Extracts from a graphics dataset
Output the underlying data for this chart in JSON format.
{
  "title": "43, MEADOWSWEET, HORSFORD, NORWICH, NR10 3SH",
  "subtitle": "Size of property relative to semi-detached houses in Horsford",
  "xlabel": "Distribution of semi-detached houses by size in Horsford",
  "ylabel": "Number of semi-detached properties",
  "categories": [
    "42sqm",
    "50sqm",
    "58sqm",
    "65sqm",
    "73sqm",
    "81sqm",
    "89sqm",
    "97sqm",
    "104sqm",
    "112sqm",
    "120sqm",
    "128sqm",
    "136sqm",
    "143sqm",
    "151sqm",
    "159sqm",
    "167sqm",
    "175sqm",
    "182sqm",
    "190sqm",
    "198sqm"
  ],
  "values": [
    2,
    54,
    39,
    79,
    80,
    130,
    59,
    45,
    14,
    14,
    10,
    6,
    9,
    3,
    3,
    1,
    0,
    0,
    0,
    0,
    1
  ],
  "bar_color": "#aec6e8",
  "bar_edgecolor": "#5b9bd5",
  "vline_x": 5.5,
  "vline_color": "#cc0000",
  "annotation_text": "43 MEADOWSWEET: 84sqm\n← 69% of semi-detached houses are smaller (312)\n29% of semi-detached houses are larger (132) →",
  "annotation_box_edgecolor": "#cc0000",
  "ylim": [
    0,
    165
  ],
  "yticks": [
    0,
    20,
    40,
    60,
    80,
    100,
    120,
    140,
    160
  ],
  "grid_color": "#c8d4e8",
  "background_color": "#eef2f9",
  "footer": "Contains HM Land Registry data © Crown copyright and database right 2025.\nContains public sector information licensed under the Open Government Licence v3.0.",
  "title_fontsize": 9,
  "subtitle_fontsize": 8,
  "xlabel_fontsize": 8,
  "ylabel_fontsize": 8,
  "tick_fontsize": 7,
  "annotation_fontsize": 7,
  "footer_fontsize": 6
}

*GOAL*:
Your task is to output the full set of records exactly as presented.

*EXERCISE RESPONSE*:
Output the underlying data for this chart in JSON format.
{
  "title": "43, MEADOWSWEET, HORSFORD, NORWICH, NR10 3SH",
  "subtitle": "Size of property relative to semi-detached houses in Horsford",
  "xlabel": "Distribution of semi-detached houses by size in Horsford",
  "ylabel": "Number of semi-detached properties",
  "categories": [
    "42sqm",
    "50sqm",
    "58sqm",
    "65sqm",
    "73sqm",
    "81sqm",
    "89sqm",
    "97sqm",
    "104sqm",
    "112sqm",
    "120sqm",
    "128sqm",
    "136sqm",
    "143sqm",
    "151sqm",
    "159sqm",
    "167sqm",
    "175sqm",
    "182sqm",
    "190sqm",
    "198sqm"
  ],
  "values": [
    2,
    54,
    39,
    79,
    80,
    130,
    59,
    45,
    14,
    14,
    10,
    6,
    9,
    3,
    3,
    1,
    0,
    0,
    0,
    0,
    1
  ],
  "bar_color": "#aec6e8",
  "bar_edgecolor": "#5b9bd5",
  "vline_x": 5.5,
  "vline_color": "#cc0000",
  "annotation_text": "43 MEADOWSWEET: 84sqm\n← 69% of semi-detached houses are smaller (312)\n29% of semi-detached houses are larger (132) →",
  "annotation_box_edgecolor": "#cc0000",
  "ylim": [
    0,
    165
  ],
  "yticks": [
    0,
    20,
    40,
    60,
    80,
    100,
    120,
    140,
    160
  ],
  "grid_color": "#c8d4e8",
  "background_color": "#eef2f9",
  "footer": "Contains HM Land Registry data © Crown copyright and database right 2025.\nContains public sector information licensed under the Open Government Licence v3.0.",
  "title_fontsize": 9,
  "subtitle_fontsize": 8,
  "xlabel_fontsize": 8,
  "ylabel_fontsize": 8,
  "tick_fontsize": 7,
  "annotation_fontsize": 7,
  "footer_fontsize": 6
}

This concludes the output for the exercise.